WHAT THE TASK ASKS: Gather each line containing the string "this" from these entries.

EXCERPTED RECORDS:
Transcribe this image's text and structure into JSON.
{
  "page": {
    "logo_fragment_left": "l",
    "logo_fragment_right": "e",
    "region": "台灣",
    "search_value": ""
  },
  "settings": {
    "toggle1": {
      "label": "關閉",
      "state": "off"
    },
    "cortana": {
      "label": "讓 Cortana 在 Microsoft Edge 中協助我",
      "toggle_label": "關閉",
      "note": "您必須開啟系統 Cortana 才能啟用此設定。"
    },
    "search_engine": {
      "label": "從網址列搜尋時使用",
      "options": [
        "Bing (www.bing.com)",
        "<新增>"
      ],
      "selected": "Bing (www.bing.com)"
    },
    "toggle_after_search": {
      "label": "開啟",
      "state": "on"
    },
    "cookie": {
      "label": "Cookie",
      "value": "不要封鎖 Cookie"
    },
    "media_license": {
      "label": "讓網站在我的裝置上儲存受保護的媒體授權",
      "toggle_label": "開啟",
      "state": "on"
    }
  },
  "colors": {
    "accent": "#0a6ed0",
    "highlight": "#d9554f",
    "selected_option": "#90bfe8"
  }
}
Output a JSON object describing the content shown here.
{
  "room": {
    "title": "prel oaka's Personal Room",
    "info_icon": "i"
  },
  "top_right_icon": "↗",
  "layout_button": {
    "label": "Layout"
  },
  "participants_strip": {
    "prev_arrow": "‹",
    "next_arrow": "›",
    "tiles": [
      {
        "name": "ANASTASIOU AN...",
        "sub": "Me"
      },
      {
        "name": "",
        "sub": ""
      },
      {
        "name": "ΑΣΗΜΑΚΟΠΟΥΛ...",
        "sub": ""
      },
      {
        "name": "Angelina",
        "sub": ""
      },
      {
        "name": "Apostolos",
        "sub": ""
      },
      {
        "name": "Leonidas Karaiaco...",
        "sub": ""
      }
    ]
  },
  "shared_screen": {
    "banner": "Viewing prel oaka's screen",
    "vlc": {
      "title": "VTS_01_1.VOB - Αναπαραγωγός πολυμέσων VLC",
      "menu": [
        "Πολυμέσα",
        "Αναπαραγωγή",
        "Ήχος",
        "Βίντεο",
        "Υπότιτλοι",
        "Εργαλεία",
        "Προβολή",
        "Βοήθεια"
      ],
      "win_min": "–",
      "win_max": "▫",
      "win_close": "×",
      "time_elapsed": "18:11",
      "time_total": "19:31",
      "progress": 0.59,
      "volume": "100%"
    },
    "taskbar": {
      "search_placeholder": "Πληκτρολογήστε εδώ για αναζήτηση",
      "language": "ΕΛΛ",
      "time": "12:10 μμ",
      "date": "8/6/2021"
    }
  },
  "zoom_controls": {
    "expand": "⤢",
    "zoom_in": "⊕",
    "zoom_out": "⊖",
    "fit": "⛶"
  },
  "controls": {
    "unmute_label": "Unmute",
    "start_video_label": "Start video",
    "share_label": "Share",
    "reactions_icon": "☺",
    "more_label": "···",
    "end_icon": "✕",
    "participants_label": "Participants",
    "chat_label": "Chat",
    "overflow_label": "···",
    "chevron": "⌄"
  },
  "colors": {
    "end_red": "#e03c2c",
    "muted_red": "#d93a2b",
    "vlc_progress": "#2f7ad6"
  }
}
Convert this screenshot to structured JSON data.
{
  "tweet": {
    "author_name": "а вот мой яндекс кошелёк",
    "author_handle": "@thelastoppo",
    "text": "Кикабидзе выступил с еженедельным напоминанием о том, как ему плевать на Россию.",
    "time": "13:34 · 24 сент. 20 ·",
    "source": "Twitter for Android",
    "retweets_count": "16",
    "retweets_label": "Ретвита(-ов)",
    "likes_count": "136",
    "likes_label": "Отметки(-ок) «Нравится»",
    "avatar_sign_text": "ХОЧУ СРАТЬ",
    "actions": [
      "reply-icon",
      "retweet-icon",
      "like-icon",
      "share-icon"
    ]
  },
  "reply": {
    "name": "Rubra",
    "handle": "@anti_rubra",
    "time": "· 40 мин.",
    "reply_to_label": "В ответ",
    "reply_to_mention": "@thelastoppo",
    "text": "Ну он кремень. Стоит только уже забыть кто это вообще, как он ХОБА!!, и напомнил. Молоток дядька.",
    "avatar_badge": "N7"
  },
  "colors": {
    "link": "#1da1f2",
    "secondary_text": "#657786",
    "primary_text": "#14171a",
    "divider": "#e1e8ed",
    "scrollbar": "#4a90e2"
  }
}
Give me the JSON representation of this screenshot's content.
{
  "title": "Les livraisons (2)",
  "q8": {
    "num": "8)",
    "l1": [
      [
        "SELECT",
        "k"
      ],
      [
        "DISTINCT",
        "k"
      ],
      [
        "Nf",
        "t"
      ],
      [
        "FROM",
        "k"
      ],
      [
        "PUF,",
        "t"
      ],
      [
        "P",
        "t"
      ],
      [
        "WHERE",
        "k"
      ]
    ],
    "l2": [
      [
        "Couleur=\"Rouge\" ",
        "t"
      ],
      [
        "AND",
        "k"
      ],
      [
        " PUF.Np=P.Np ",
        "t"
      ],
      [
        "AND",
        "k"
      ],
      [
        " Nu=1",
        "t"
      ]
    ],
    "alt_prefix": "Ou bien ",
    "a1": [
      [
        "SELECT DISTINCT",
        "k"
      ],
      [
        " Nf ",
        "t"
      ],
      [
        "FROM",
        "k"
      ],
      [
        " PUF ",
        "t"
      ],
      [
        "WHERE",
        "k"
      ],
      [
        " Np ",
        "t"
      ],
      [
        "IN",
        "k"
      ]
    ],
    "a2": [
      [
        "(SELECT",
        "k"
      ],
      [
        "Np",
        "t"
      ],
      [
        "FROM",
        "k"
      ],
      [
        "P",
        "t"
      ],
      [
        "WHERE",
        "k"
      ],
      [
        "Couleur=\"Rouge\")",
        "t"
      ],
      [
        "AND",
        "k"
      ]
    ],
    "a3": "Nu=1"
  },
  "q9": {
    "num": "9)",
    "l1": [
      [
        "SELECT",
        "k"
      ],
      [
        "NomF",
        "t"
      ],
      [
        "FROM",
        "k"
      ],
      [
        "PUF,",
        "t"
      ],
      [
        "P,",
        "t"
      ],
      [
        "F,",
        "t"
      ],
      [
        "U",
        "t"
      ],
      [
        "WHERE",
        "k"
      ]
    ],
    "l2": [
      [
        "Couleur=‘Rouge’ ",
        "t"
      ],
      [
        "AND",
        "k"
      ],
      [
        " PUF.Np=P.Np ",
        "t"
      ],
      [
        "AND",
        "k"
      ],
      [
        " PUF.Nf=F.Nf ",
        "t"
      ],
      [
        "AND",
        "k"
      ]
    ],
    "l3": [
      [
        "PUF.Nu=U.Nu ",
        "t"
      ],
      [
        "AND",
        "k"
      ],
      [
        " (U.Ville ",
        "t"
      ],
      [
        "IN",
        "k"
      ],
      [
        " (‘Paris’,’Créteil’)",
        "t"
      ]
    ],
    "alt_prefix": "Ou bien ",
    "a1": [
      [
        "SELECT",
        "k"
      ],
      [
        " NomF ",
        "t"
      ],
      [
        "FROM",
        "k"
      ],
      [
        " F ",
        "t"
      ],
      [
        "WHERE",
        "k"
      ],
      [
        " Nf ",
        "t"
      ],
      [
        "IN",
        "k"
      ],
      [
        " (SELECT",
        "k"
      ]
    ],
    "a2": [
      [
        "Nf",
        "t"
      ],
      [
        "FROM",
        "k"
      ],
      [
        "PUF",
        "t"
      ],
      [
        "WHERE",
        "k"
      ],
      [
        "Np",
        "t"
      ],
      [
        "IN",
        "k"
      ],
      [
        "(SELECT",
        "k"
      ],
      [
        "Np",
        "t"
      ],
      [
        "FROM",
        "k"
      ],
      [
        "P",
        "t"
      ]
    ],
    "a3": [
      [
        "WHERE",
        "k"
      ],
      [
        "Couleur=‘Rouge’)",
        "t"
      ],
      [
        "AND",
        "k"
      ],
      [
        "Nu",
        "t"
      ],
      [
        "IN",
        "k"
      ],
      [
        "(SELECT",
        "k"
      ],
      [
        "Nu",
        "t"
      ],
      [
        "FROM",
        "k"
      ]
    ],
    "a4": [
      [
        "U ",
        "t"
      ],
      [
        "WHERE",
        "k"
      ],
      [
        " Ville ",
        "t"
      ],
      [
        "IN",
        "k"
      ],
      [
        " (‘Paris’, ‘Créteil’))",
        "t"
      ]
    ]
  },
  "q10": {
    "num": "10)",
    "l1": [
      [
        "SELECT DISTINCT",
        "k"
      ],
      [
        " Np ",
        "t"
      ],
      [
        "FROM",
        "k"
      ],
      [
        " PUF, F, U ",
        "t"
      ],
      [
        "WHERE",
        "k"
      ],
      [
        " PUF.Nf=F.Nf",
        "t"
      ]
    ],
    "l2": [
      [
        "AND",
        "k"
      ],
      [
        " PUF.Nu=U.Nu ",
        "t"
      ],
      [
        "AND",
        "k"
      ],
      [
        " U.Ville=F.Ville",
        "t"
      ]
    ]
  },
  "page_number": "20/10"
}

SOLVED PROBLEM:
Transcribe this image's text and structure into JSON.
Convert this screenshot to structured JSON data.
Give me the JSON representation of this screenshot's content.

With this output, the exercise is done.